TASK BRIEF:
Repeat the records in full and exactly, omitting pictures.

EXERCISE MATERIAL:

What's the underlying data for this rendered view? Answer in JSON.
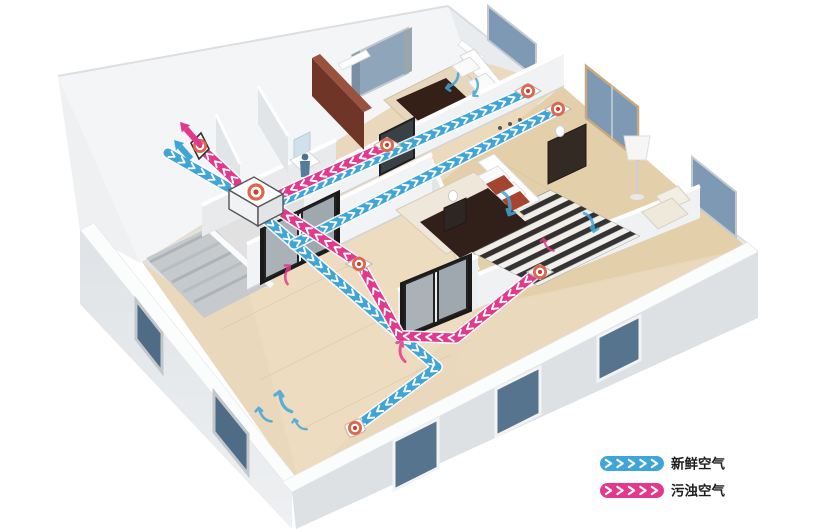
{
  "diagram": {
    "type": "home-ventilation-system-cutaway",
    "colors": {
      "fresh": "#3fa5d8",
      "exhaust": "#e2398c",
      "vent_ring": "#e0654e",
      "vent_dot": "#c9402e",
      "chevron": "#ffffff"
    },
    "legend": {
      "items": [
        {
          "id": "fresh-air",
          "label": "新鲜空气",
          "color": "#3fa5d8"
        },
        {
          "id": "exhaust-air",
          "label": "污浊空气",
          "color": "#e2398c"
        }
      ]
    },
    "unit": {
      "id": "heat-recovery-unit",
      "x": 256,
      "y": 192
    },
    "ducts": [
      {
        "id": "fresh-intake-duct",
        "type": "fresh",
        "points": [
          [
            168,
            153
          ],
          [
            238,
            193
          ]
        ]
      },
      {
        "id": "fresh-supply-living",
        "type": "fresh",
        "points": [
          [
            260,
            214
          ],
          [
            437,
            367
          ],
          [
            356,
            427
          ]
        ]
      },
      {
        "id": "fresh-supply-bedroom1",
        "type": "fresh",
        "points": [
          [
            264,
            209
          ],
          [
            527,
            92
          ]
        ]
      },
      {
        "id": "fresh-supply-bedroom2",
        "type": "fresh",
        "points": [
          [
            294,
            244
          ],
          [
            556,
            110
          ]
        ]
      },
      {
        "id": "exhaust-from-bathroom",
        "type": "exhaust",
        "points": [
          [
            386,
            146
          ],
          [
            268,
            200
          ]
        ]
      },
      {
        "id": "exhaust-from-master",
        "type": "exhaust",
        "points": [
          [
            539,
            271
          ],
          [
            456,
            338
          ],
          [
            400,
            336
          ],
          [
            360,
            264
          ],
          [
            274,
            207
          ]
        ]
      },
      {
        "id": "exhaust-to-outside",
        "type": "exhaust",
        "points": [
          [
            237,
            182
          ],
          [
            204,
            151
          ]
        ]
      }
    ],
    "vents": [
      {
        "id": "outside-wall-vent",
        "style": "wall",
        "x": 200,
        "y": 146
      },
      {
        "id": "bathroom-vent",
        "style": "floor",
        "x": 387,
        "y": 145
      },
      {
        "id": "bedroom1-vent",
        "style": "floor",
        "x": 528,
        "y": 91
      },
      {
        "id": "bedroom2-vent",
        "style": "floor",
        "x": 558,
        "y": 109
      },
      {
        "id": "hallway-vent",
        "style": "floor",
        "x": 359,
        "y": 264
      },
      {
        "id": "master-bedroom-vent",
        "style": "floor",
        "x": 540,
        "y": 272
      },
      {
        "id": "living-room-vent",
        "style": "round",
        "x": 355,
        "y": 428
      }
    ],
    "outdoor_arrows": [
      {
        "id": "exhaust-out-arrow",
        "type": "exhaust",
        "from": [
          201,
          146
        ],
        "to": [
          180,
          122
        ]
      },
      {
        "id": "fresh-in-arrow",
        "type": "fresh",
        "from": [
          191,
          159
        ],
        "to": [
          174,
          140
        ]
      }
    ],
    "room_airflow_arrows": [
      {
        "x": 452,
        "y": 84,
        "rot": 235,
        "type": "fresh",
        "s": 1.0
      },
      {
        "x": 476,
        "y": 90,
        "rot": 205,
        "type": "fresh",
        "s": 0.9
      },
      {
        "x": 509,
        "y": 206,
        "rot": 180,
        "type": "fresh",
        "s": 1.25
      },
      {
        "x": 592,
        "y": 224,
        "rot": 168,
        "type": "fresh",
        "s": 1.1
      },
      {
        "x": 262,
        "y": 414,
        "rot": -28,
        "type": "fresh",
        "s": 1.0
      },
      {
        "x": 282,
        "y": 400,
        "rot": -15,
        "type": "fresh",
        "s": 1.25
      },
      {
        "x": 298,
        "y": 424,
        "rot": -35,
        "type": "fresh",
        "s": 0.85
      },
      {
        "x": 287,
        "y": 272,
        "rot": 22,
        "type": "exhaust",
        "s": 1.0
      },
      {
        "x": 401,
        "y": 349,
        "rot": 6,
        "type": "exhaust",
        "s": 1.1
      },
      {
        "x": 546,
        "y": 244,
        "rot": -25,
        "type": "exhaust",
        "s": 0.85
      }
    ]
  }
}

REPLY:
What's the underlying data for this rendered view? Answer in JSON.
{
  "diagram": {
    "type": "home-ventilation-system-cutaway",
    "colors": {
      "fresh": "#3fa5d8",
      "exhaust": "#e2398c",
      "vent_ring": "#e0654e",
      "vent_dot": "#c9402e",
      "chevron": "#ffffff"
    },
    "legend": {
      "items": [
        {
          "id": "fresh-air",
          "label": "新鲜空气",
          "color": "#3fa5d8"
        },
        {
          "id": "exhaust-air",
          "label": "污浊空气",
          "color": "#e2398c"
        }
      ]
    },
    "unit": {
      "id": "heat-recovery-unit",
      "x": 256,
      "y": 192
    },
    "ducts": [
      {
        "id": "fresh-intake-duct",
        "type": "fresh",
        "points": [
          [
            168,
            153
          ],
          [
            238,
            193
          ]
        ]
      },
      {
        "id": "fresh-supply-living",
        "type": "fresh",
        "points": [
          [
            260,
            214
          ],
          [
            437,
            367
          ],
          [
            356,
            427
          ]
        ]
      },
      {
        "id": "fresh-supply-bedroom1",
        "type": "fresh",
        "points": [
          [
            264,
            209
          ],
          [
            527,
            92
          ]
        ]
      },
      {
        "id": "fresh-supply-bedroom2",
        "type": "fresh",
        "points": [
          [
            294,
            244
          ],
          [
            556,
            110
          ]
        ]
      },
      {
        "id": "exhaust-from-bathroom",
        "type": "exhaust",
        "points": [
          [
            386,
            146
          ],
          [
            268,
            200
          ]
        ]
      },
      {
        "id": "exhaust-from-master",
        "type": "exhaust",
        "points": [
          [
            539,
            271
          ],
          [
            456,
            338
          ],
          [
            400,
            336
          ],
          [
            360,
            264
          ],
          [
            274,
            207
          ]
        ]
      },
      {
        "id": "exhaust-to-outside",
        "type": "exhaust",
        "points": [
          [
            237,
            182
          ],
          [
            204,
            151
          ]
        ]
      }
    ],
    "vents": [
      {
        "id": "outside-wall-vent",
        "style": "wall",
        "x": 200,
        "y": 146
      },
      {
        "id": "bathroom-vent",
        "style": "floor",
        "x": 387,
        "y": 145
      },
      {
        "id": "bedroom1-vent",
        "style": "floor",
        "x": 528,
        "y": 91
      },
      {
        "id": "bedroom2-vent",
        "style": "floor",
        "x": 558,
        "y": 109
      },
      {
        "id": "hallway-vent",
        "style": "floor",
        "x": 359,
        "y": 264
      },
      {
        "id": "master-bedroom-vent",
        "style": "floor",
        "x": 540,
        "y": 272
      },
      {
        "id": "living-room-vent",
        "style": "round",
        "x": 355,
        "y": 428
      }
    ],
    "outdoor_arrows": [
      {
        "id": "exhaust-out-arrow",
        "type": "exhaust",
        "from": [
          201,
          146
        ],
        "to": [
          180,
          122
        ]
      },
      {
        "id": "fresh-in-arrow",
        "type": "fresh",
        "from": [
          191,
          159
        ],
        "to": [
          174,
          140
        ]
      }
    ],
    "room_airflow_arrows": [
      {
        "x": 452,
        "y": 84,
        "rot": 235,
        "type": "fresh",
        "s": 1.0
      },
      {
        "x": 476,
        "y": 90,
        "rot": 205,
        "type": "fresh",
        "s": 0.9
      },
      {
        "x": 509,
        "y": 206,
        "rot": 180,
        "type": "fresh",
        "s": 1.25
      },
      {
        "x": 592,
        "y": 224,
        "rot": 168,
        "type": "fresh",
        "s": 1.1
      },
      {
        "x": 262,
        "y": 414,
        "rot": -28,
        "type": "fresh",
        "s": 1.0
      },
      {
        "x": 282,
        "y": 400,
        "rot": -15,
        "type": "fresh",
        "s": 1.25
      },
      {
        "x": 298,
        "y": 424,
        "rot": -35,
        "type": "fresh",
        "s": 0.85
      },
      {
        "x": 287,
        "y": 272,
        "rot": 22,
        "type": "exhaust",
        "s": 1.0
      },
      {
        "x": 401,
        "y": 349,
        "rot": 6,
        "type": "exhaust",
        "s": 1.1
      },
      {
        "x": 546,
        "y": 244,
        "rot": -25,
        "type": "exhaust",
        "s": 0.85
      }
    ]
  }
}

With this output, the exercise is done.